Data in this exercise —
========
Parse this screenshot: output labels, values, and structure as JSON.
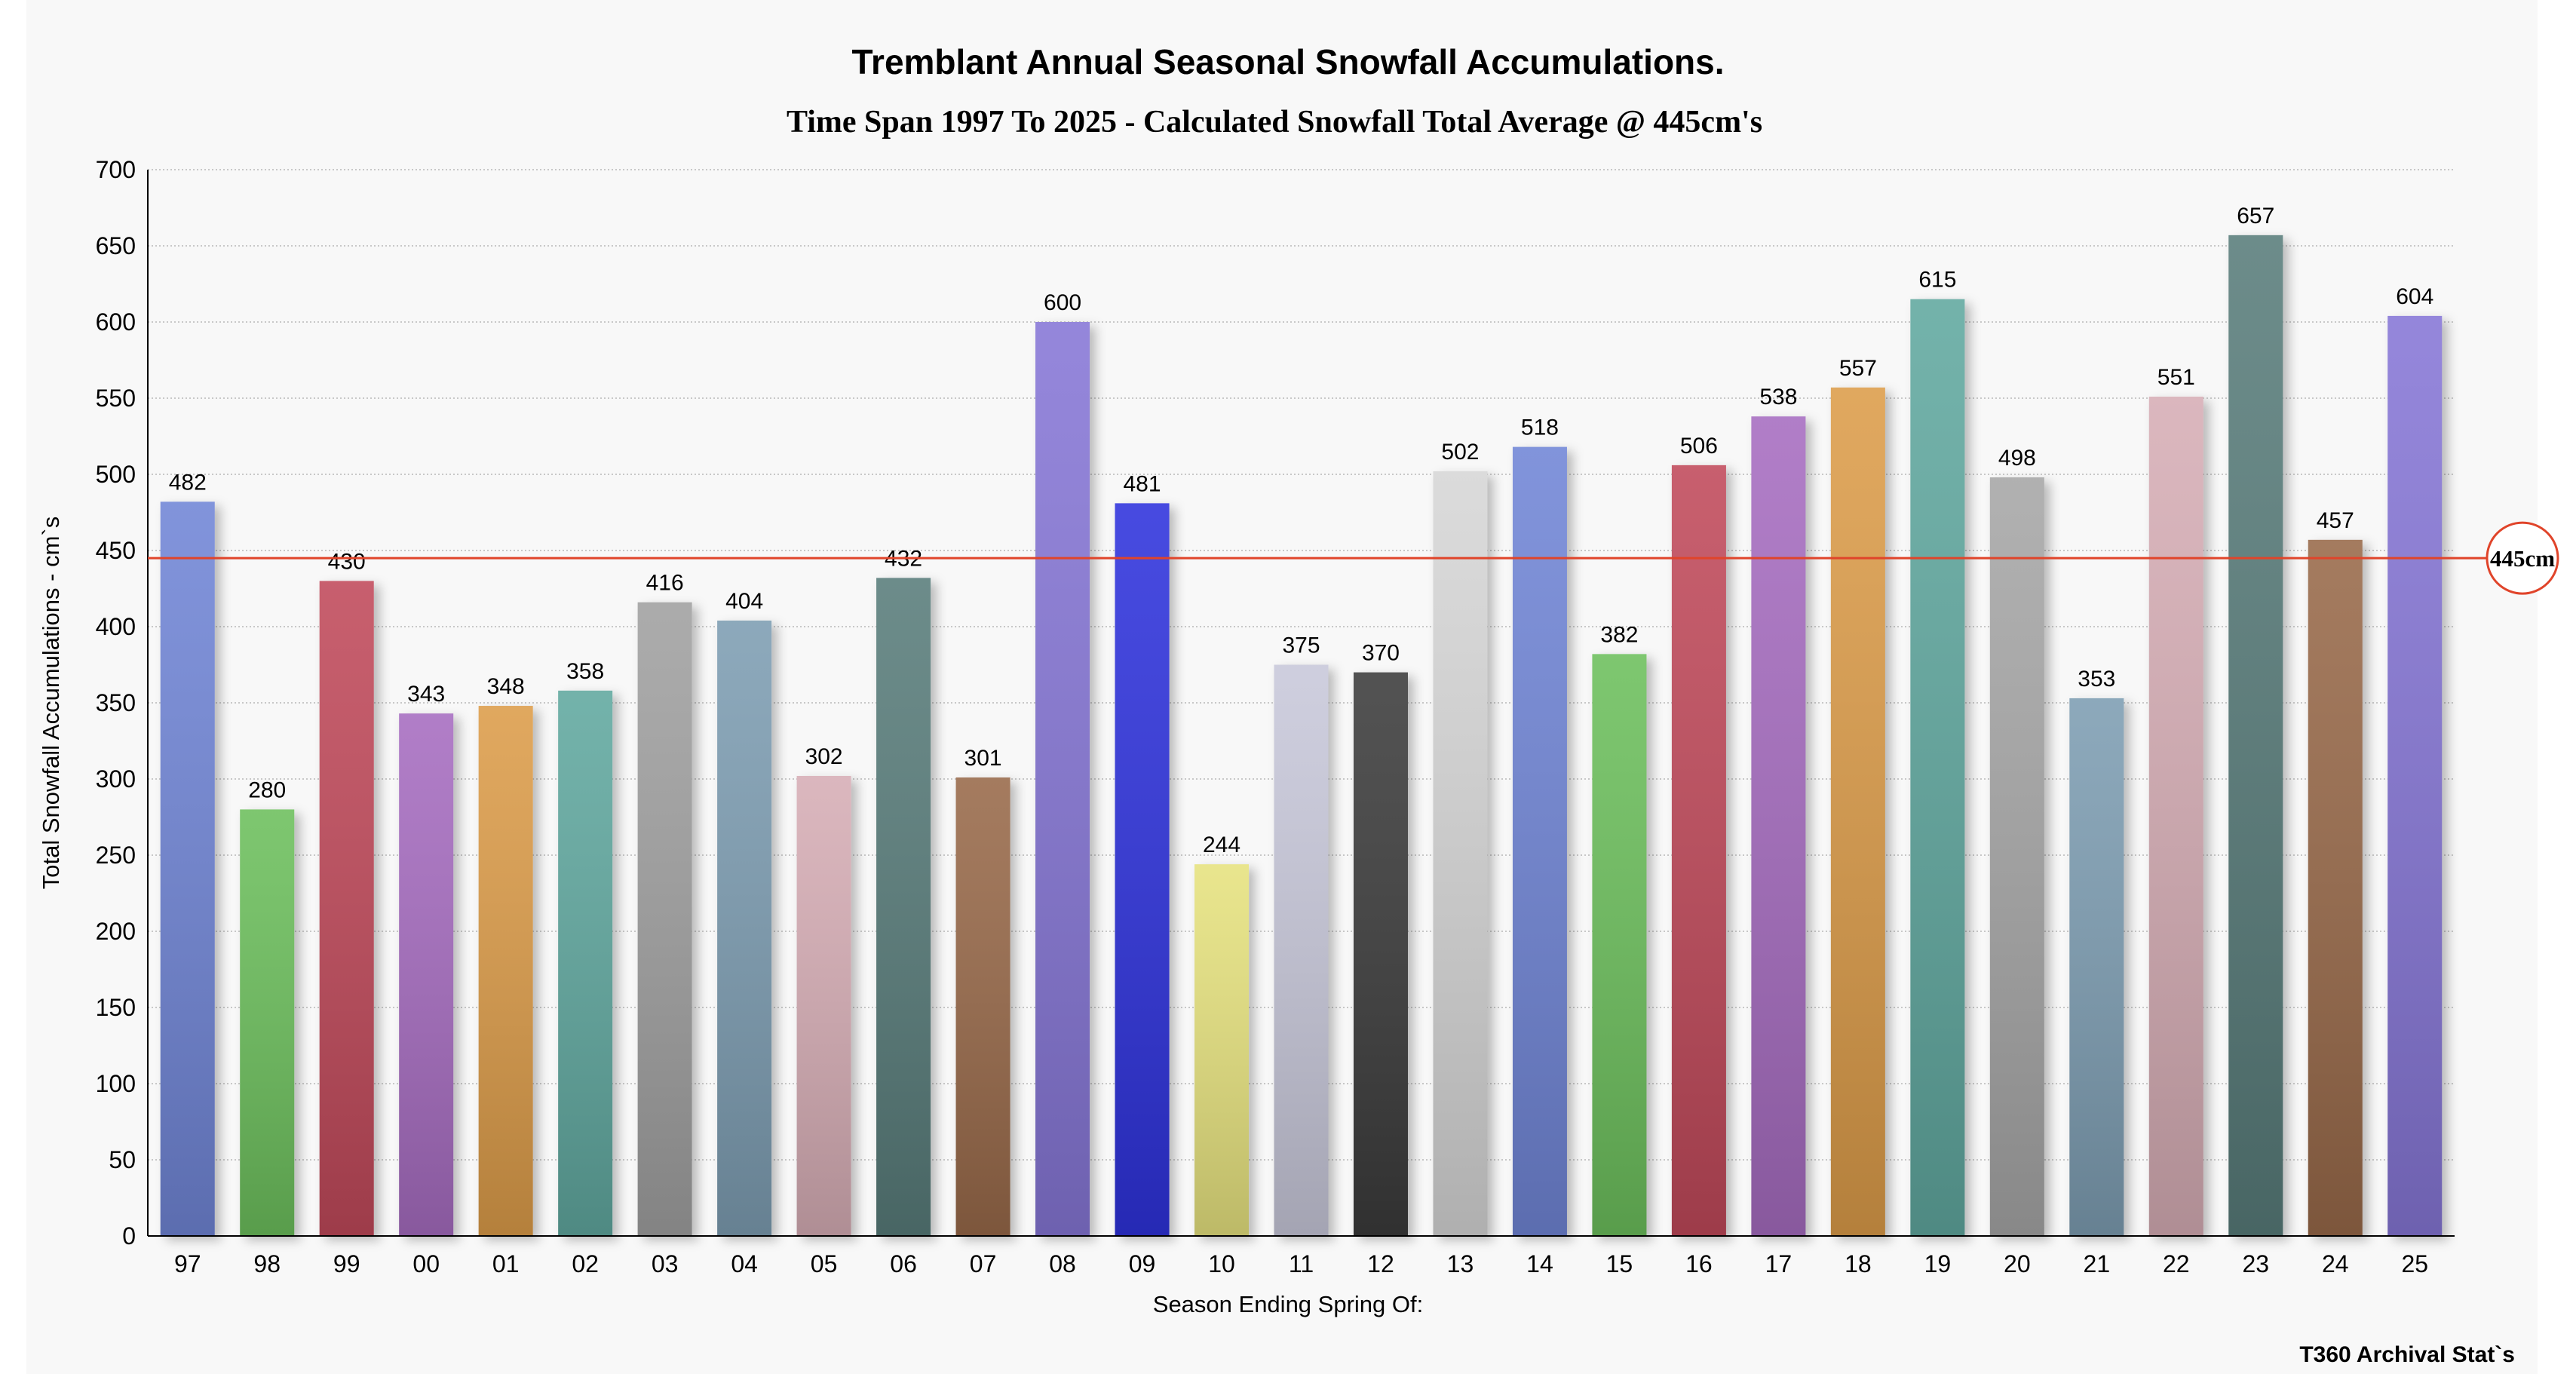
{
  "chart_data": {
    "type": "bar",
    "title": "Tremblant Annual Seasonal Snowfall Accumulations.",
    "subtitle": "Time Span 1997 To 2025 - Calculated Snowfall Total Average @ 445cm's",
    "xlabel": "Season Ending Spring Of:",
    "ylabel": "Total Snowfall Accumulations - cm`s",
    "ylim": [
      0,
      700
    ],
    "yticks": [
      0,
      50,
      100,
      150,
      200,
      250,
      300,
      350,
      400,
      450,
      500,
      550,
      600,
      650,
      700
    ],
    "grid": true,
    "categories": [
      "97",
      "98",
      "99",
      "00",
      "01",
      "02",
      "03",
      "04",
      "05",
      "06",
      "07",
      "08",
      "09",
      "10",
      "11",
      "12",
      "13",
      "14",
      "15",
      "16",
      "17",
      "18",
      "19",
      "20",
      "21",
      "22",
      "23",
      "24",
      "25"
    ],
    "values": [
      482,
      280,
      430,
      343,
      348,
      358,
      416,
      404,
      302,
      432,
      301,
      600,
      481,
      244,
      375,
      370,
      502,
      518,
      382,
      506,
      538,
      557,
      615,
      498,
      353,
      551,
      657,
      457,
      604
    ],
    "colors": [
      "#7085d6",
      "#6cbf5c",
      "#c0485a",
      "#a66cc0",
      "#dc9c4a",
      "#60a89f",
      "#a0a0a0",
      "#7d9db2",
      "#d6adb5",
      "#587c7a",
      "#98694a",
      "#8676d6",
      "#2e30dc",
      "#e6e27e",
      "#c8c8da",
      "#3a3a3a",
      "#d6d6d6",
      "#7085d6",
      "#6cbf5c",
      "#c0485a",
      "#a66cc0",
      "#dc9c4a",
      "#60a89f",
      "#a6a6a6",
      "#7d9db2",
      "#d6adb5",
      "#587c7a",
      "#98694a",
      "#8676d6"
    ],
    "average": {
      "value": 445,
      "label": "445cm",
      "color": "#e0442a"
    },
    "footer": "T360 Archival Stat`s"
  }
}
========
Aim —
Reproduce the material word for word, minus the images.

Task response —
Parse this screenshot: output labels, values, and structure as JSON.
{
  "chart_data": {
    "type": "bar",
    "title": "Tremblant Annual Seasonal Snowfall Accumulations.",
    "subtitle": "Time Span 1997 To 2025 - Calculated Snowfall Total Average @ 445cm's",
    "xlabel": "Season Ending Spring Of:",
    "ylabel": "Total Snowfall Accumulations - cm`s",
    "ylim": [
      0,
      700
    ],
    "yticks": [
      0,
      50,
      100,
      150,
      200,
      250,
      300,
      350,
      400,
      450,
      500,
      550,
      600,
      650,
      700
    ],
    "grid": true,
    "categories": [
      "97",
      "98",
      "99",
      "00",
      "01",
      "02",
      "03",
      "04",
      "05",
      "06",
      "07",
      "08",
      "09",
      "10",
      "11",
      "12",
      "13",
      "14",
      "15",
      "16",
      "17",
      "18",
      "19",
      "20",
      "21",
      "22",
      "23",
      "24",
      "25"
    ],
    "values": [
      482,
      280,
      430,
      343,
      348,
      358,
      416,
      404,
      302,
      432,
      301,
      600,
      481,
      244,
      375,
      370,
      502,
      518,
      382,
      506,
      538,
      557,
      615,
      498,
      353,
      551,
      657,
      457,
      604
    ],
    "colors": [
      "#7085d6",
      "#6cbf5c",
      "#c0485a",
      "#a66cc0",
      "#dc9c4a",
      "#60a89f",
      "#a0a0a0",
      "#7d9db2",
      "#d6adb5",
      "#587c7a",
      "#98694a",
      "#8676d6",
      "#2e30dc",
      "#e6e27e",
      "#c8c8da",
      "#3a3a3a",
      "#d6d6d6",
      "#7085d6",
      "#6cbf5c",
      "#c0485a",
      "#a66cc0",
      "#dc9c4a",
      "#60a89f",
      "#a6a6a6",
      "#7d9db2",
      "#d6adb5",
      "#587c7a",
      "#98694a",
      "#8676d6"
    ],
    "average": {
      "value": 445,
      "label": "445cm",
      "color": "#e0442a"
    },
    "footer": "T360 Archival Stat`s"
  }
}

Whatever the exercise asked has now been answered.